YOUR TASK:
Search the data for the word "mins" and copy every line where it occurs.

RECORDS FOR THE EXERCISE:
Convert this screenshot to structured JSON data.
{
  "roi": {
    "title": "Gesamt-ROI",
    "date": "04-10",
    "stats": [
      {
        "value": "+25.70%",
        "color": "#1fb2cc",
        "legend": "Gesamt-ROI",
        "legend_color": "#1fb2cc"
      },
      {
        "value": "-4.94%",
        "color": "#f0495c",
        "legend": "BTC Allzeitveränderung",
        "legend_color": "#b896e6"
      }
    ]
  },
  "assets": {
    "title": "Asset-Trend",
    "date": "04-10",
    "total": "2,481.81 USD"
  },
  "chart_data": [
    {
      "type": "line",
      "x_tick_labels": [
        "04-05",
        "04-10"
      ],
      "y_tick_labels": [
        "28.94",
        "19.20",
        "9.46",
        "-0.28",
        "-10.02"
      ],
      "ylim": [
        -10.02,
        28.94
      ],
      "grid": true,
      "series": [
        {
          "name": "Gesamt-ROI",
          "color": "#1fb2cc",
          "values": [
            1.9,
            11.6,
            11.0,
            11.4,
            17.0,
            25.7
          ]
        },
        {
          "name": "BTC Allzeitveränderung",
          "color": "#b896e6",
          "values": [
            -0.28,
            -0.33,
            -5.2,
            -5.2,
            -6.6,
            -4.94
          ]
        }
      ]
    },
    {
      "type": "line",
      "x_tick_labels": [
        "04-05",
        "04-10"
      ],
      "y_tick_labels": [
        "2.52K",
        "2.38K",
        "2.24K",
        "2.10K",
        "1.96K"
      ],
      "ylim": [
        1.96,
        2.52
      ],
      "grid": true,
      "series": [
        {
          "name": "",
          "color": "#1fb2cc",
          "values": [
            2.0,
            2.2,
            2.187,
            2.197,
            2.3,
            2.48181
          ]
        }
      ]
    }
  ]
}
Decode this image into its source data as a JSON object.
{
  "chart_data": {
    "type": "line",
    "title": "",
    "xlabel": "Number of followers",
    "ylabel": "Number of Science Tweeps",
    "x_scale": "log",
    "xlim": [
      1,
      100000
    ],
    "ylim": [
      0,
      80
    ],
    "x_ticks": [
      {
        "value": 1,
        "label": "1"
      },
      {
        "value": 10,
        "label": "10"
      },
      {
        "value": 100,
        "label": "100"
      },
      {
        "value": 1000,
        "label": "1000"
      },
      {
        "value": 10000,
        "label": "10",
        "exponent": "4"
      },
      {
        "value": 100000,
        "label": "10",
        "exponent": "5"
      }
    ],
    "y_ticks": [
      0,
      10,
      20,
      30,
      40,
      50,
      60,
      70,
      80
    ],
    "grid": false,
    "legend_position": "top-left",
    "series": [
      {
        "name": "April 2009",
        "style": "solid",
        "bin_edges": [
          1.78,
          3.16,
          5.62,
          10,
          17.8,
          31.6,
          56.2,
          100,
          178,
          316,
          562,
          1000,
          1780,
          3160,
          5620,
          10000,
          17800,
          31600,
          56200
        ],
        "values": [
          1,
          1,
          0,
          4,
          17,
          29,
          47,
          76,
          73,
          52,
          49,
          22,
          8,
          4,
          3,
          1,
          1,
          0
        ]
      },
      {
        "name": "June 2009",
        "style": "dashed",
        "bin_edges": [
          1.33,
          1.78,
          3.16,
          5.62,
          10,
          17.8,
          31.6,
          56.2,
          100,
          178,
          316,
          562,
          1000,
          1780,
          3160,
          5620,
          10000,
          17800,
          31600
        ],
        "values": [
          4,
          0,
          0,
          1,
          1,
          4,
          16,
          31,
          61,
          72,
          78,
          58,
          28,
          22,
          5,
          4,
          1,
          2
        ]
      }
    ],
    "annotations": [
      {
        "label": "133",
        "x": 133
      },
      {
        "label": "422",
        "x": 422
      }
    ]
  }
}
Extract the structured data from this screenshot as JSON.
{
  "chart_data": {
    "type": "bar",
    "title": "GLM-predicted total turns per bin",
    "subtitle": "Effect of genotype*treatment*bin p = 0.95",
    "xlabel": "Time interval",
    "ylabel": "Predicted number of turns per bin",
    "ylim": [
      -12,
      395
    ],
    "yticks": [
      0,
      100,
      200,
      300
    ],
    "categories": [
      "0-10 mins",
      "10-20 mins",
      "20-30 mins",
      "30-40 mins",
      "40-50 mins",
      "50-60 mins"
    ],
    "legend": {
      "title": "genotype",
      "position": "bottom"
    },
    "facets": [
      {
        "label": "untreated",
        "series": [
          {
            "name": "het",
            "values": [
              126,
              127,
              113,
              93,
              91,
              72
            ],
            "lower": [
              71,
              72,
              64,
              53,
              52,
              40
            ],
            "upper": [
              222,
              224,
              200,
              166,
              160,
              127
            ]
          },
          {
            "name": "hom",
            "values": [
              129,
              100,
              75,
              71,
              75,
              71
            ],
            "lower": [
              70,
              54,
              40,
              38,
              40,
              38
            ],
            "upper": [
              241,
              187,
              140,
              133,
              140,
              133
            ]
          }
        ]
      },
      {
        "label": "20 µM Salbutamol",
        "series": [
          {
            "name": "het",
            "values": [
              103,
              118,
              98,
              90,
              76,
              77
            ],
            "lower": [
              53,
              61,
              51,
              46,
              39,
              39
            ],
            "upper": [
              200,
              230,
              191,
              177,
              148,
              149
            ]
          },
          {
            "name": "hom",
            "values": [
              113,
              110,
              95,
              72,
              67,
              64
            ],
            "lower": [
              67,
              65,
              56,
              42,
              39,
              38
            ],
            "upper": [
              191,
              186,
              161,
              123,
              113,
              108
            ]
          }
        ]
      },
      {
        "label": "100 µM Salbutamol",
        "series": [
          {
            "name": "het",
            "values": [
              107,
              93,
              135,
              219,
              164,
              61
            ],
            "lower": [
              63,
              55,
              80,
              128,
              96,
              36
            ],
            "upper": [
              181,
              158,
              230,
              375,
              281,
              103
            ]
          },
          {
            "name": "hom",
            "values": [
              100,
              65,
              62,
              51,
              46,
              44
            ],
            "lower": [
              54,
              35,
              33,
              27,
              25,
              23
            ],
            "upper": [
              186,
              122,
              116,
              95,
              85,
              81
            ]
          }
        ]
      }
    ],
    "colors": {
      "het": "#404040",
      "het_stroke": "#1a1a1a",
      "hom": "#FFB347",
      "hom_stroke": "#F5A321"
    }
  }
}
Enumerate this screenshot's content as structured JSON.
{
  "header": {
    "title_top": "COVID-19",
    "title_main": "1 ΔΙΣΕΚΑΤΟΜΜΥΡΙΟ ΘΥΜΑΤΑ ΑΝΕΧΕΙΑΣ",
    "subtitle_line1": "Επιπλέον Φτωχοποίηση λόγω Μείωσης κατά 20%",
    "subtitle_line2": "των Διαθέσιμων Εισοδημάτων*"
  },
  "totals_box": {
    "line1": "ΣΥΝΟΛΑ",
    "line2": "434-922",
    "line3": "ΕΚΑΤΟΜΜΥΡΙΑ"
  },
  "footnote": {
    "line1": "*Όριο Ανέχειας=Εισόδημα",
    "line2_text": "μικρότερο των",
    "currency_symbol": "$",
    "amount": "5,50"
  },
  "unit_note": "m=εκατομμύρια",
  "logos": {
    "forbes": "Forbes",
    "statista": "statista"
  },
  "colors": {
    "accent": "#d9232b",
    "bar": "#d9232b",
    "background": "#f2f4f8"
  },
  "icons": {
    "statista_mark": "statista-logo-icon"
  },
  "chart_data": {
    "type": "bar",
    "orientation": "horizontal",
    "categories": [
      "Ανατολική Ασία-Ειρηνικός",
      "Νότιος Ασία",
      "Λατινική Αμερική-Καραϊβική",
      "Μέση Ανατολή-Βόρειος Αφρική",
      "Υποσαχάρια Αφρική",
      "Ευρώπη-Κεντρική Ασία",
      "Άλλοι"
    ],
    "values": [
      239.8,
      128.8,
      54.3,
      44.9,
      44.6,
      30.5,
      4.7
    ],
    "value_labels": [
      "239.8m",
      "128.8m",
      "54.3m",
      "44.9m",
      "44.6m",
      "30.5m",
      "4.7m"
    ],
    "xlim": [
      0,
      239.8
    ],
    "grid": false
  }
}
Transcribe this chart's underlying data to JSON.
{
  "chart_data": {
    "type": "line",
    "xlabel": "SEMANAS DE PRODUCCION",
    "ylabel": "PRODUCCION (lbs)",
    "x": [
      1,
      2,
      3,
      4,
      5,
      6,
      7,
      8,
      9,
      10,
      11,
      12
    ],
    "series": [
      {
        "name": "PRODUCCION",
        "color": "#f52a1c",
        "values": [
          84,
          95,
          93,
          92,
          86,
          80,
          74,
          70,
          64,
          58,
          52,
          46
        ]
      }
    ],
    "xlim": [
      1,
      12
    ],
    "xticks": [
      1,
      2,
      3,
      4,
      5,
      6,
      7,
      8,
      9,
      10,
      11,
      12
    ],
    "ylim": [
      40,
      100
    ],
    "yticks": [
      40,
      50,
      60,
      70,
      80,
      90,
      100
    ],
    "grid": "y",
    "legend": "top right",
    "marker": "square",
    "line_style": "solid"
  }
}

REPLY:
      "0-10 mins",
      "10-20 mins",
      "20-30 mins",
      "30-40 mins",
      "40-50 mins",
      "50-60 mins"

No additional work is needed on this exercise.